# [DIRECTIVE]
Every line of the material is to be repeated exactly as it stands.

# [RECORDS TO PROCESS]
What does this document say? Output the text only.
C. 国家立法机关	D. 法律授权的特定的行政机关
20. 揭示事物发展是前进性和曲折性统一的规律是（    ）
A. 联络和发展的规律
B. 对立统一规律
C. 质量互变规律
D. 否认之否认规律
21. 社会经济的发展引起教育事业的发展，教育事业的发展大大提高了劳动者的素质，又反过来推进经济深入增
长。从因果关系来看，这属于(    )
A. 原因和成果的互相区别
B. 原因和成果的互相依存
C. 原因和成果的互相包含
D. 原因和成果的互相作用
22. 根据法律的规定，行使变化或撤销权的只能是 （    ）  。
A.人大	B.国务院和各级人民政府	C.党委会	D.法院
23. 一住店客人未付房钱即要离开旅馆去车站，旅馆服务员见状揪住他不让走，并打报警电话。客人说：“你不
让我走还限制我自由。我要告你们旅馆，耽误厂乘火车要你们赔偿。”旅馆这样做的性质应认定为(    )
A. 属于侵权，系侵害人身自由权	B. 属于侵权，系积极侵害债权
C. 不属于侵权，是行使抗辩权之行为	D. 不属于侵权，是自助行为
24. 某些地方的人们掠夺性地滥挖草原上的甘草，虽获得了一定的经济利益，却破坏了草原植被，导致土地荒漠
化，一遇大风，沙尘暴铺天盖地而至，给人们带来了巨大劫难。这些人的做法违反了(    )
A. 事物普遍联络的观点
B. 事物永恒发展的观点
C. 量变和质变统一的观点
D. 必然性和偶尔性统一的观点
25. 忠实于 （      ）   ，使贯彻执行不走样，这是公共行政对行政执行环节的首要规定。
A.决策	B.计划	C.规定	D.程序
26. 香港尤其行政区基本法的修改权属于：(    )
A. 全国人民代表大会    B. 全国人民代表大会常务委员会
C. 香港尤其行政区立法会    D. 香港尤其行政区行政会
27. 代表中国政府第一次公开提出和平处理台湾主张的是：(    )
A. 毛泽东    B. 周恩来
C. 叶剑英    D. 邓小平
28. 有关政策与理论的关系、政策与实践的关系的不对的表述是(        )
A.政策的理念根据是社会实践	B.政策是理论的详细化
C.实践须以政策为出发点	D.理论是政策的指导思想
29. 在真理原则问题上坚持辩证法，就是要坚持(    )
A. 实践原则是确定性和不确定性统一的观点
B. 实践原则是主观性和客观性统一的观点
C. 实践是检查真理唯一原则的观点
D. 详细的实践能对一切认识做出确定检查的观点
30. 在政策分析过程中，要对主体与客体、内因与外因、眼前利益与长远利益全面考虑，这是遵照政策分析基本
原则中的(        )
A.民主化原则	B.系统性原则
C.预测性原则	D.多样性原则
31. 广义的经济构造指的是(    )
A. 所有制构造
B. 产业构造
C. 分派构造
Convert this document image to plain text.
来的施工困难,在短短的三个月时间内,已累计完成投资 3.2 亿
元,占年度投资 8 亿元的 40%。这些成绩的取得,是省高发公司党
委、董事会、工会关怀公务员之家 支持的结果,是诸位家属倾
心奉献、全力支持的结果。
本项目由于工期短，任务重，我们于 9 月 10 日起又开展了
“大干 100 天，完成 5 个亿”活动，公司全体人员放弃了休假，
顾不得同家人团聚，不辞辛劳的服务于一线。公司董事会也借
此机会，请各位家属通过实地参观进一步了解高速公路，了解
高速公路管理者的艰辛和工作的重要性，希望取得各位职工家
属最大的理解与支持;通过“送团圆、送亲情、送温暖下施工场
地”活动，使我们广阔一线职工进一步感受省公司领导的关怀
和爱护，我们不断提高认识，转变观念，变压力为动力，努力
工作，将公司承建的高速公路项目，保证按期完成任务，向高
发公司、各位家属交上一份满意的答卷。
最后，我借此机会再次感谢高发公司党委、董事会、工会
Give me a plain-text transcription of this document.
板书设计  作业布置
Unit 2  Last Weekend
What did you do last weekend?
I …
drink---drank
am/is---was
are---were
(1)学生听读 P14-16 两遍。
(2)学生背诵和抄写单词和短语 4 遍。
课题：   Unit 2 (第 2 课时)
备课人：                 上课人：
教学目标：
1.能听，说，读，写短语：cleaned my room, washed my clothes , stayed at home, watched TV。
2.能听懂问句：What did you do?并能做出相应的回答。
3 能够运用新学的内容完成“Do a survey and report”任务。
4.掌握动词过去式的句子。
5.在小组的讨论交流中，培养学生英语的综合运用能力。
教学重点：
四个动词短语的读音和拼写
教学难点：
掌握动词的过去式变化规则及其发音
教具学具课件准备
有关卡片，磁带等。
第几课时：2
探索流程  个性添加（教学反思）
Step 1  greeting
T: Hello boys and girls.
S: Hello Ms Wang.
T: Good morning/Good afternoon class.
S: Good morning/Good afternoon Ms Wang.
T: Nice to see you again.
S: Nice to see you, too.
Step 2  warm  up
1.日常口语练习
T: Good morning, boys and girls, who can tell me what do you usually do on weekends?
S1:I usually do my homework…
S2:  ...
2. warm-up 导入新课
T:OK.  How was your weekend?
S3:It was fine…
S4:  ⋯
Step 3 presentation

# [OUTPUT FOR THIS EXERCISE]
What does this document say? Output the text only.
C. 国家立法机关	D. 法律授权的特定的行政机关
20. 揭示事物发展是前进性和曲折性统一的规律是（    ）
A. 联络和发展的规律
B. 对立统一规律
C. 质量互变规律
D. 否认之否认规律
21. 社会经济的发展引起教育事业的发展，教育事业的发展大大提高了劳动者的素质，又反过来推进经济深入增
长。从因果关系来看，这属于(    )
A. 原因和成果的互相区别
B. 原因和成果的互相依存
C. 原因和成果的互相包含
D. 原因和成果的互相作用
22. 根据法律的规定，行使变化或撤销权的只能是 （    ）  。
A.人大	B.国务院和各级人民政府	C.党委会	D.法院
23. 一住店客人未付房钱即要离开旅馆去车站，旅馆服务员见状揪住他不让走，并打报警电话。客人说：“你不
让我走还限制我自由。我要告你们旅馆，耽误厂乘火车要你们赔偿。”旅馆这样做的性质应认定为(    )
A. 属于侵权，系侵害人身自由权	B. 属于侵权，系积极侵害债权
C. 不属于侵权，是行使抗辩权之行为	D. 不属于侵权，是自助行为
24. 某些地方的人们掠夺性地滥挖草原上的甘草，虽获得了一定的经济利益，却破坏了草原植被，导致土地荒漠
化，一遇大风，沙尘暴铺天盖地而至，给人们带来了巨大劫难。这些人的做法违反了(    )
A. 事物普遍联络的观点
B. 事物永恒发展的观点
C. 量变和质变统一的观点
D. 必然性和偶尔性统一的观点
25. 忠实于 （      ）   ，使贯彻执行不走样，这是公共行政对行政执行环节的首要规定。
A.决策	B.计划	C.规定	D.程序
26. 香港尤其行政区基本法的修改权属于：(    )
A. 全国人民代表大会    B. 全国人民代表大会常务委员会
C. 香港尤其行政区立法会    D. 香港尤其行政区行政会
27. 代表中国政府第一次公开提出和平处理台湾主张的是：(    )
A. 毛泽东    B. 周恩来
C. 叶剑英    D. 邓小平
28. 有关政策与理论的关系、政策与实践的关系的不对的表述是(        )
A.政策的理念根据是社会实践	B.政策是理论的详细化
C.实践须以政策为出发点	D.理论是政策的指导思想
29. 在真理原则问题上坚持辩证法，就是要坚持(    )
A. 实践原则是确定性和不确定性统一的观点
B. 实践原则是主观性和客观性统一的观点
C. 实践是检查真理唯一原则的观点
D. 详细的实践能对一切认识做出确定检查的观点
30. 在政策分析过程中，要对主体与客体、内因与外因、眼前利益与长远利益全面考虑，这是遵照政策分析基本
原则中的(        )
A.民主化原则	B.系统性原则
C.预测性原则	D.多样性原则
31. 广义的经济构造指的是(    )
A. 所有制构造
B. 产业构造
C. 分派构造
Convert this document image to plain text.
来的施工困难,在短短的三个月时间内,已累计完成投资 3.2 亿
元,占年度投资 8 亿元的 40%。这些成绩的取得,是省高发公司党
委、董事会、工会关怀公务员之家 支持的结果,是诸位家属倾
心奉献、全力支持的结果。
本项目由于工期短，任务重，我们于 9 月 10 日起又开展了
“大干 100 天，完成 5 个亿”活动，公司全体人员放弃了休假，
顾不得同家人团聚，不辞辛劳的服务于一线。公司董事会也借
此机会，请各位家属通过实地参观进一步了解高速公路，了解
高速公路管理者的艰辛和工作的重要性，希望取得各位职工家
属最大的理解与支持;通过“送团圆、送亲情、送温暖下施工场
地”活动，使我们广阔一线职工进一步感受省公司领导的关怀
和爱护，我们不断提高认识，转变观念，变压力为动力，努力
工作，将公司承建的高速公路项目，保证按期完成任务，向高
发公司、各位家属交上一份满意的答卷。
最后，我借此机会再次感谢高发公司党委、董事会、工会
Give me a plain-text transcription of this document.
板书设计  作业布置
Unit 2  Last Weekend
What did you do last weekend?
I …
drink---drank
am/is---was
are---were
(1)学生听读 P14-16 两遍。
(2)学生背诵和抄写单词和短语 4 遍。
课题：   Unit 2 (第 2 课时)
备课人：                 上课人：
教学目标：
1.能听，说，读，写短语：cleaned my room, washed my clothes , stayed at home, watched TV。
2.能听懂问句：What did you do?并能做出相应的回答。
3 能够运用新学的内容完成“Do a survey and report”任务。
4.掌握动词过去式的句子。
5.在小组的讨论交流中，培养学生英语的综合运用能力。
教学重点：
四个动词短语的读音和拼写
教学难点：
掌握动词的过去式变化规则及其发音
教具学具课件准备
有关卡片，磁带等。
第几课时：2
探索流程  个性添加（教学反思）
Step 1  greeting
T: Hello boys and girls.
S: Hello Ms Wang.
T: Good morning/Good afternoon class.
S: Good morning/Good afternoon Ms Wang.
T: Nice to see you again.
S: Nice to see you, too.
Step 2  warm  up
1.日常口语练习
T: Good morning, boys and girls, who can tell me what do you usually do on weekends?
S1:I usually do my homework…
S2:  ...
2. warm-up 导入新课
T:OK.  How was your weekend?
S3:It was fine…
S4:  ⋯
Step 3 presentation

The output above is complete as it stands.